Data records:
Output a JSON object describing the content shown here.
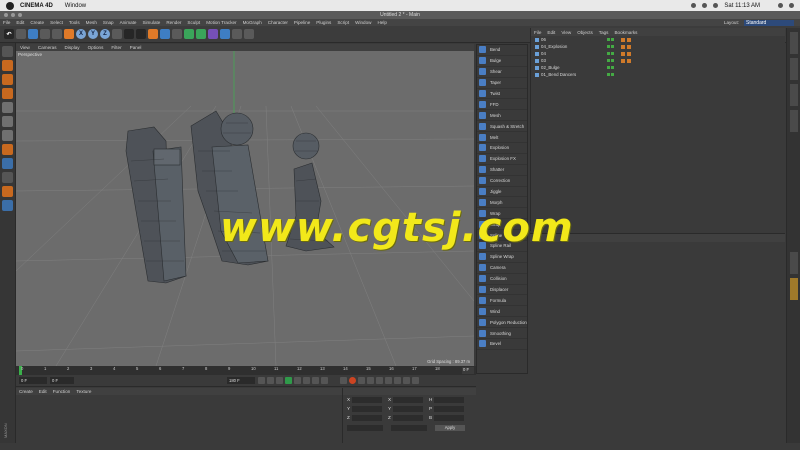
{
  "macbar": {
    "app_name": "CINEMA 4D",
    "menu": [
      "Window"
    ],
    "clock": "Sat 11:13 AM"
  },
  "window": {
    "title": "Untitled 2 * - Main"
  },
  "main_menu": {
    "items": [
      "File",
      "Edit",
      "Create",
      "Select",
      "Tools",
      "Mesh",
      "Snap",
      "Animate",
      "Simulate",
      "Render",
      "Sculpt",
      "Motion Tracker",
      "MoGraph",
      "Character",
      "Pipeline",
      "Plugins",
      "Script",
      "Window",
      "Help"
    ],
    "layout_label": "Layout:",
    "layout_value": "Standard"
  },
  "toolbar": {
    "axis_buttons": [
      "X",
      "Y",
      "Z"
    ]
  },
  "viewport": {
    "menu": [
      "View",
      "Cameras",
      "Display",
      "Options",
      "Filter",
      "Panel"
    ],
    "label": "Perspective",
    "grid_spacing": "Grid Spacing : 89.37 m"
  },
  "deformer_menu": {
    "items": [
      "Bend",
      "Bulge",
      "Shear",
      "Taper",
      "Twist",
      "FFD",
      "Mesh",
      "Squash & Stretch",
      "Melt",
      "Explosion",
      "Explosion FX",
      "Shatter",
      "Correction",
      "Jiggle",
      "Morph",
      "Wrap",
      "Wrap",
      "Spline",
      "Spline Rail",
      "Spline Wrap",
      "Camera",
      "Collision",
      "Displacer",
      "Formula",
      "Wind",
      "Polygon Reduction",
      "Smoothing",
      "Bevel"
    ]
  },
  "watermark": "www.cgtsj.com",
  "object_manager": {
    "menu": [
      "File",
      "Edit",
      "View",
      "Objects",
      "Tags",
      "Bookmarks"
    ],
    "objects": [
      "06",
      "04_Explosion",
      "04",
      "03",
      "02_Bulge",
      "01_Bend Dancers"
    ]
  },
  "timeline": {
    "ticks": [
      "0",
      "1",
      "2",
      "3",
      "4",
      "5",
      "6",
      "7",
      "8",
      "9",
      "10",
      "11",
      "12",
      "13",
      "14",
      "15",
      "16",
      "17",
      "18"
    ],
    "end_frame": "0 F"
  },
  "transport": {
    "current_frame": "0 F",
    "start_frame": "0 F",
    "end_frame": "180 F"
  },
  "material_manager": {
    "menu": [
      "Create",
      "Edit",
      "Function",
      "Texture"
    ]
  },
  "coordinates": {
    "rows": [
      {
        "a": "X",
        "b": "X",
        "c": "H"
      },
      {
        "a": "Y",
        "b": "Y",
        "c": "P"
      },
      {
        "a": "Z",
        "b": "Z",
        "c": "B"
      }
    ],
    "apply_label": "Apply"
  },
  "colors": {
    "viewport_bg": "#6c6c6c",
    "watermark": "#f2e81a",
    "deformer_icon": "#4a7ec4",
    "accent_orange": "#e07a28"
  }
}
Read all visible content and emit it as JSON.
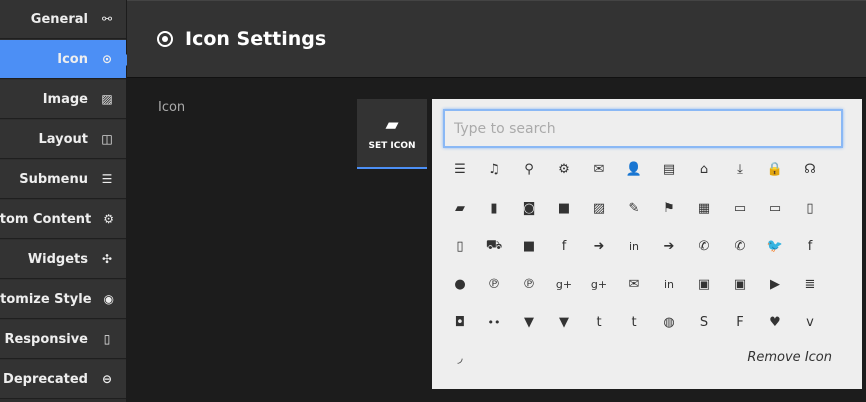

Given exercise
Restate each entry word for word, please, but drop any images it holds.

Written answer
Output a JSON object describing the content shown here.
{
  "macbar": {
    "app_name": "CINEMA 4D",
    "menu": [
      "Window"
    ],
    "clock": "Sat 11:13 AM"
  },
  "window": {
    "title": "Untitled 2 * - Main"
  },
  "main_menu": {
    "items": [
      "File",
      "Edit",
      "Create",
      "Select",
      "Tools",
      "Mesh",
      "Snap",
      "Animate",
      "Simulate",
      "Render",
      "Sculpt",
      "Motion Tracker",
      "MoGraph",
      "Character",
      "Pipeline",
      "Plugins",
      "Script",
      "Window",
      "Help"
    ],
    "layout_label": "Layout:",
    "layout_value": "Standard"
  },
  "toolbar": {
    "axis_buttons": [
      "X",
      "Y",
      "Z"
    ]
  },
  "viewport": {
    "menu": [
      "View",
      "Cameras",
      "Display",
      "Options",
      "Filter",
      "Panel"
    ],
    "label": "Perspective",
    "grid_spacing": "Grid Spacing : 89.37 m"
  },
  "deformer_menu": {
    "items": [
      "Bend",
      "Bulge",
      "Shear",
      "Taper",
      "Twist",
      "FFD",
      "Mesh",
      "Squash & Stretch",
      "Melt",
      "Explosion",
      "Explosion FX",
      "Shatter",
      "Correction",
      "Jiggle",
      "Morph",
      "Wrap",
      "Wrap",
      "Spline",
      "Spline Rail",
      "Spline Wrap",
      "Camera",
      "Collision",
      "Displacer",
      "Formula",
      "Wind",
      "Polygon Reduction",
      "Smoothing",
      "Bevel"
    ]
  },
  "watermark": "www.cgtsj.com",
  "object_manager": {
    "menu": [
      "File",
      "Edit",
      "View",
      "Objects",
      "Tags",
      "Bookmarks"
    ],
    "objects": [
      "06",
      "04_Explosion",
      "04",
      "03",
      "02_Bulge",
      "01_Bend Dancers"
    ]
  },
  "timeline": {
    "ticks": [
      "0",
      "1",
      "2",
      "3",
      "4",
      "5",
      "6",
      "7",
      "8",
      "9",
      "10",
      "11",
      "12",
      "13",
      "14",
      "15",
      "16",
      "17",
      "18"
    ],
    "end_frame": "0 F"
  },
  "transport": {
    "current_frame": "0 F",
    "start_frame": "0 F",
    "end_frame": "180 F"
  },
  "material_manager": {
    "menu": [
      "Create",
      "Edit",
      "Function",
      "Texture"
    ]
  },
  "coordinates": {
    "rows": [
      {
        "a": "X",
        "b": "X",
        "c": "H"
      },
      {
        "a": "Y",
        "b": "Y",
        "c": "P"
      },
      {
        "a": "Z",
        "b": "Z",
        "c": "B"
      }
    ],
    "apply_label": "Apply"
  },
  "colors": {
    "viewport_bg": "#6c6c6c",
    "watermark": "#f2e81a",
    "deformer_icon": "#4a7ec4",
    "accent_orange": "#e07a28"
  }
}
Read all visible content and emit it as JSON.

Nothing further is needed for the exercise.